■ **Selected text**:
1. We know that God is in control of all things and that His will is always done.

The Bible states, “Our God is in heaven; he does whatever pleases him” (Psalm 115:3) and, “Whatever the LORD pleases, he does, in heaven and on earth, in the seas and all deeps” (Psalm 136:5). In talking about molding the hearts of man in Romans 9, God says He will show mercy to whomever He wills and will harden the heart of whomever He wills. He then asks who are we, as the creation, to question what He, the Creator, does? Some people struggle to understand how God’s will is always done when seeing the state of the world, but those two things are not at odds with one another. In Mere Christianity, C.S. Lewis explains, “Anyone who has ever been in authority knows how a thing can be in accordance with your will in one way and not in another.” He then gives example of a mother who tells her children that they must clean their rooms every night (her will), only to find each morning that they have failed to do so (against her will). Though she would rather the children be neat and tidy, she chooses to allow them to do as they please, anyway. In this instance, the mother’s will is ultimately done (her will that the children choose freely for themselves) even though at the same time the children act against her will (that they keep their rooms clean).


2. We know God is always good.

The Bible states, “Every good gift and every perfect gift is from above, coming down from the Father of lights…” (James 1:17) and, “For the Lord God is a sun and shield; the Lord bestows favor and honor. No good thing does he withhold from those who walk uprightly” (Psalm 84:11). Furthermore, all of God’s purposes are for good—consider Paul’s exhortation to the Romans, “…we know that for those who love God all things work together for good, for those who are called according to his purpose” (Romans 8:28). In other words, what God sovereignly allows is always good, or always works for good, according to His purposes. This is a reason for great hope for those who love Him and have been called and chosen for His glory.


3. We look back at Isaiah 55:8-9 and conclude that God does all things as part of His will and according to His goodness.

■ **Work to do**:
1. Update the passage on God's will and goodness by rewriting everything from "2. We know God" down to "for His glory.", changing "shield" to "fortress".
2. In the passage on God's will and goodness, which book by C.S. Lewis is quoted?

■ **Data block**:

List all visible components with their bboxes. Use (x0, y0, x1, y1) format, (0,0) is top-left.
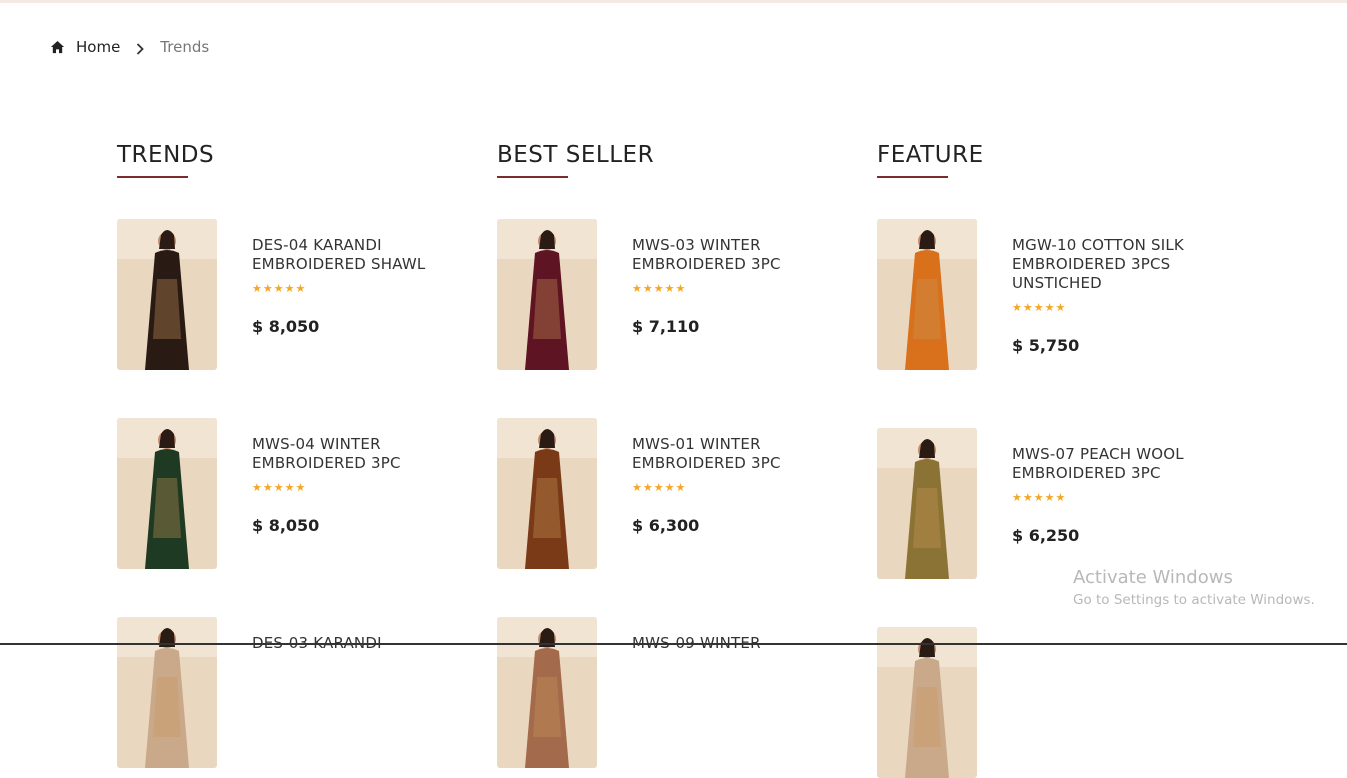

■ **Answers to each task**:
1.
2. We know God is always good.

The Bible states, “Every good gift and every perfect gift is from above, coming down from the Father of lights…” (James 1:17) and, “For the Lord God is a sun and fortress; the Lord bestows favor and honor. No good thing does he withhold from those who walk uprightly” (Psalm 84:11). Furthermore, all of God’s purposes are for good—consider Paul’s exhortation to the Romans, “…we know that for those who love God all things work together for good, for those who are called according to his purpose” (Romans 8:28). In other words, what God sovereignly allows is always good, or always works for good, according to His purposes. This is a reason for great hope for those who love Him and have been called and chosen for His glory.

2. Mere Christianity.